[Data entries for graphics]
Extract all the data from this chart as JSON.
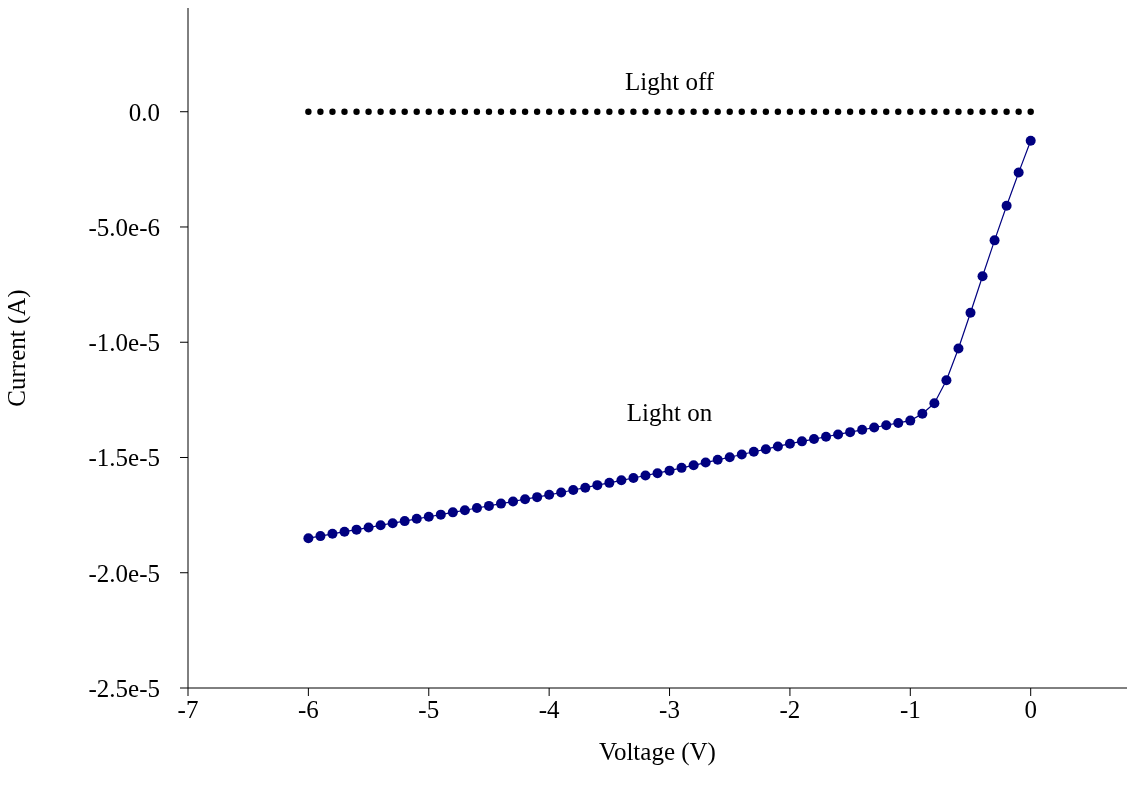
{
  "chart_data": {
    "type": "line",
    "xlabel": "Voltage (V)",
    "ylabel": "Current (A)",
    "xlim": [
      -7,
      0.8
    ],
    "xticks": [
      -7,
      -6,
      -5,
      -4,
      -3,
      -2,
      -1,
      0
    ],
    "ylim": [
      -2.5e-05,
      4.5e-06
    ],
    "yticks": [
      {
        "value": -2.5e-05,
        "label": "-2.5e-5"
      },
      {
        "value": -2e-05,
        "label": "-2.0e-5"
      },
      {
        "value": -1.5e-05,
        "label": "-1.5e-5"
      },
      {
        "value": -1e-05,
        "label": "-1.0e-5"
      },
      {
        "value": -5e-06,
        "label": "-5.0e-6"
      },
      {
        "value": 0,
        "label": "0.0"
      }
    ],
    "grid": false,
    "legend": false,
    "marker": "circle",
    "x": [
      -6,
      -5.9,
      -5.8,
      -5.7,
      -5.6,
      -5.5,
      -5.4,
      -5.3,
      -5.2,
      -5.1,
      -5,
      -4.9,
      -4.8,
      -4.7,
      -4.6,
      -4.5,
      -4.4,
      -4.3,
      -4.2,
      -4.1,
      -4,
      -3.9,
      -3.8,
      -3.7,
      -3.6,
      -3.5,
      -3.4,
      -3.3,
      -3.2,
      -3.1,
      -3,
      -2.9,
      -2.8,
      -2.7,
      -2.6,
      -2.5,
      -2.4,
      -2.3,
      -2.2,
      -2.1,
      -2,
      -1.9,
      -1.8,
      -1.7,
      -1.6,
      -1.5,
      -1.4,
      -1.3,
      -1.2,
      -1.1,
      -1,
      -0.9,
      -0.8,
      -0.7,
      -0.6,
      -0.5,
      -0.4,
      -0.3,
      -0.2,
      -0.1,
      0
    ],
    "series": [
      {
        "name": "Light off",
        "type": "scatter",
        "color": "#000000",
        "values": [
          0,
          0,
          0,
          0,
          0,
          0,
          0,
          0,
          0,
          0,
          0,
          0,
          0,
          0,
          0,
          0,
          0,
          0,
          0,
          0,
          0,
          0,
          0,
          0,
          0,
          0,
          0,
          0,
          0,
          0,
          0,
          0,
          0,
          0,
          0,
          0,
          0,
          0,
          0,
          0,
          0,
          0,
          0,
          0,
          0,
          0,
          0,
          0,
          0,
          0,
          0,
          0,
          0,
          0,
          0,
          0,
          0,
          0,
          0,
          0,
          0
        ]
      },
      {
        "name": "Light on",
        "type": "line",
        "color": "#000080",
        "values": [
          -1.85e-05,
          -1.841e-05,
          -1.831e-05,
          -1.822e-05,
          -1.813e-05,
          -1.804e-05,
          -1.794e-05,
          -1.785e-05,
          -1.776e-05,
          -1.766e-05,
          -1.757e-05,
          -1.748e-05,
          -1.738e-05,
          -1.729e-05,
          -1.719e-05,
          -1.71e-05,
          -1.7e-05,
          -1.691e-05,
          -1.681e-05,
          -1.672e-05,
          -1.662e-05,
          -1.652e-05,
          -1.641e-05,
          -1.631e-05,
          -1.62e-05,
          -1.61e-05,
          -1.599e-05,
          -1.589e-05,
          -1.578e-05,
          -1.568e-05,
          -1.557e-05,
          -1.545e-05,
          -1.534e-05,
          -1.522e-05,
          -1.51e-05,
          -1.499e-05,
          -1.487e-05,
          -1.475e-05,
          -1.464e-05,
          -1.452e-05,
          -1.44e-05,
          -1.43e-05,
          -1.42e-05,
          -1.41e-05,
          -1.4e-05,
          -1.39e-05,
          -1.38e-05,
          -1.37e-05,
          -1.36e-05,
          -1.35e-05,
          -1.34e-05,
          -1.31e-05,
          -1.265e-05,
          -1.165e-05,
          -1.027e-05,
          -8.72e-06,
          -7.14e-06,
          -5.58e-06,
          -4.08e-06,
          -2.64e-06,
          -1.26e-06
        ]
      }
    ]
  }
}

• WHAT THE EXERCISE ASKS: Print each record exactly as it stands, leaving the images out.

• WRITTEN ANSWER:
Extract all the data from this chart as JSON.
{
  "chart_data": {
    "type": "line",
    "xlabel": "Voltage (V)",
    "ylabel": "Current (A)",
    "xlim": [
      -7,
      0.8
    ],
    "xticks": [
      -7,
      -6,
      -5,
      -4,
      -3,
      -2,
      -1,
      0
    ],
    "ylim": [
      -2.5e-05,
      4.5e-06
    ],
    "yticks": [
      {
        "value": -2.5e-05,
        "label": "-2.5e-5"
      },
      {
        "value": -2e-05,
        "label": "-2.0e-5"
      },
      {
        "value": -1.5e-05,
        "label": "-1.5e-5"
      },
      {
        "value": -1e-05,
        "label": "-1.0e-5"
      },
      {
        "value": -5e-06,
        "label": "-5.0e-6"
      },
      {
        "value": 0,
        "label": "0.0"
      }
    ],
    "grid": false,
    "legend": false,
    "marker": "circle",
    "x": [
      -6,
      -5.9,
      -5.8,
      -5.7,
      -5.6,
      -5.5,
      -5.4,
      -5.3,
      -5.2,
      -5.1,
      -5,
      -4.9,
      -4.8,
      -4.7,
      -4.6,
      -4.5,
      -4.4,
      -4.3,
      -4.2,
      -4.1,
      -4,
      -3.9,
      -3.8,
      -3.7,
      -3.6,
      -3.5,
      -3.4,
      -3.3,
      -3.2,
      -3.1,
      -3,
      -2.9,
      -2.8,
      -2.7,
      -2.6,
      -2.5,
      -2.4,
      -2.3,
      -2.2,
      -2.1,
      -2,
      -1.9,
      -1.8,
      -1.7,
      -1.6,
      -1.5,
      -1.4,
      -1.3,
      -1.2,
      -1.1,
      -1,
      -0.9,
      -0.8,
      -0.7,
      -0.6,
      -0.5,
      -0.4,
      -0.3,
      -0.2,
      -0.1,
      0
    ],
    "series": [
      {
        "name": "Light off",
        "type": "scatter",
        "color": "#000000",
        "values": [
          0,
          0,
          0,
          0,
          0,
          0,
          0,
          0,
          0,
          0,
          0,
          0,
          0,
          0,
          0,
          0,
          0,
          0,
          0,
          0,
          0,
          0,
          0,
          0,
          0,
          0,
          0,
          0,
          0,
          0,
          0,
          0,
          0,
          0,
          0,
          0,
          0,
          0,
          0,
          0,
          0,
          0,
          0,
          0,
          0,
          0,
          0,
          0,
          0,
          0,
          0,
          0,
          0,
          0,
          0,
          0,
          0,
          0,
          0,
          0,
          0
        ]
      },
      {
        "name": "Light on",
        "type": "line",
        "color": "#000080",
        "values": [
          -1.85e-05,
          -1.841e-05,
          -1.831e-05,
          -1.822e-05,
          -1.813e-05,
          -1.804e-05,
          -1.794e-05,
          -1.785e-05,
          -1.776e-05,
          -1.766e-05,
          -1.757e-05,
          -1.748e-05,
          -1.738e-05,
          -1.729e-05,
          -1.719e-05,
          -1.71e-05,
          -1.7e-05,
          -1.691e-05,
          -1.681e-05,
          -1.672e-05,
          -1.662e-05,
          -1.652e-05,
          -1.641e-05,
          -1.631e-05,
          -1.62e-05,
          -1.61e-05,
          -1.599e-05,
          -1.589e-05,
          -1.578e-05,
          -1.568e-05,
          -1.557e-05,
          -1.545e-05,
          -1.534e-05,
          -1.522e-05,
          -1.51e-05,
          -1.499e-05,
          -1.487e-05,
          -1.475e-05,
          -1.464e-05,
          -1.452e-05,
          -1.44e-05,
          -1.43e-05,
          -1.42e-05,
          -1.41e-05,
          -1.4e-05,
          -1.39e-05,
          -1.38e-05,
          -1.37e-05,
          -1.36e-05,
          -1.35e-05,
          -1.34e-05,
          -1.31e-05,
          -1.265e-05,
          -1.165e-05,
          -1.027e-05,
          -8.72e-06,
          -7.14e-06,
          -5.58e-06,
          -4.08e-06,
          -2.64e-06,
          -1.26e-06
        ]
      }
    ]
  }
}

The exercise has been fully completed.